#### WORK INSTRUCTIONS
Identify all lines below that hold "back" and collect them.

########################################

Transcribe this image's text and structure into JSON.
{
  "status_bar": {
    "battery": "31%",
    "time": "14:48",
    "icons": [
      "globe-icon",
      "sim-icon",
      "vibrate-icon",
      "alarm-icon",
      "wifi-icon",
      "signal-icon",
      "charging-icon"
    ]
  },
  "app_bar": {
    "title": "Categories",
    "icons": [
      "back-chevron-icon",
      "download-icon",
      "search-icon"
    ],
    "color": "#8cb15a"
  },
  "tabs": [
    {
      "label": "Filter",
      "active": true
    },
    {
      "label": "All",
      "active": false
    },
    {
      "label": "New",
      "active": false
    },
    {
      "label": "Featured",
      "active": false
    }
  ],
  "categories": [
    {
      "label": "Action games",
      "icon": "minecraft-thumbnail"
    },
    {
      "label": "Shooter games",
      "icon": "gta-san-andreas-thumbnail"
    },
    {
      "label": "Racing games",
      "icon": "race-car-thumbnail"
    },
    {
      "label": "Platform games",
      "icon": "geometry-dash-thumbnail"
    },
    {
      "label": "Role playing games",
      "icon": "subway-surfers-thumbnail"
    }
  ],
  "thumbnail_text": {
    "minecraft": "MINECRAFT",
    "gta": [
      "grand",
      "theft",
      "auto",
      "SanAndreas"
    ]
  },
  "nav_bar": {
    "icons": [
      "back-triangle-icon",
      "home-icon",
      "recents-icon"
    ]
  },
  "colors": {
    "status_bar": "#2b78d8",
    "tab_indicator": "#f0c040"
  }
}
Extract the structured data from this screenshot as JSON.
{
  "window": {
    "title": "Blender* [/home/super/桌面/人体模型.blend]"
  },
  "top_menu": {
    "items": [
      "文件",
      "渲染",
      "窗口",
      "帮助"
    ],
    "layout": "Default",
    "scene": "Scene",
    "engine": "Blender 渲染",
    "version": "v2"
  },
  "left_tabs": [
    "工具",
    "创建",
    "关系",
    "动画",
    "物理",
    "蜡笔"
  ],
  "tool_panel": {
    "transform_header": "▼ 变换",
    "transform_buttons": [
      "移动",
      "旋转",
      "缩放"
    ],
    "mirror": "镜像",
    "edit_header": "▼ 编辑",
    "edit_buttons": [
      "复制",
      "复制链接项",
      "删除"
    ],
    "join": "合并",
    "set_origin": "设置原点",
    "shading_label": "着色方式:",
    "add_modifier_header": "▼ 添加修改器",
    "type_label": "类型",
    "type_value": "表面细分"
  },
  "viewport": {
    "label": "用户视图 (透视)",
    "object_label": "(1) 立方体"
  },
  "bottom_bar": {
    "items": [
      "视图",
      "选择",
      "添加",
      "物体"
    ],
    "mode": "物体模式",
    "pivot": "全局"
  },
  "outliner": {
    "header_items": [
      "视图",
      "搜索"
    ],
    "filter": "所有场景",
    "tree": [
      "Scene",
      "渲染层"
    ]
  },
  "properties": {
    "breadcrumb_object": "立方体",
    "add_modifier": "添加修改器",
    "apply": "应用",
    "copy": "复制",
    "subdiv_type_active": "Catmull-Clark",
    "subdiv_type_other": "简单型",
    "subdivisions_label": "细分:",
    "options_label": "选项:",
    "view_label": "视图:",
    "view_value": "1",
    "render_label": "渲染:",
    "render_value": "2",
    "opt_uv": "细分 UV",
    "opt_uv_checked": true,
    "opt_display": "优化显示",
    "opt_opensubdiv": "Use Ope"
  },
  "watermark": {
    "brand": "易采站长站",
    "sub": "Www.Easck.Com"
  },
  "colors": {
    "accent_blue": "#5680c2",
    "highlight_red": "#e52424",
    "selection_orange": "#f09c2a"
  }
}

########################################

#### PROBLEM SOLUTION
      "back-chevron-icon",
      "back-triangle-icon",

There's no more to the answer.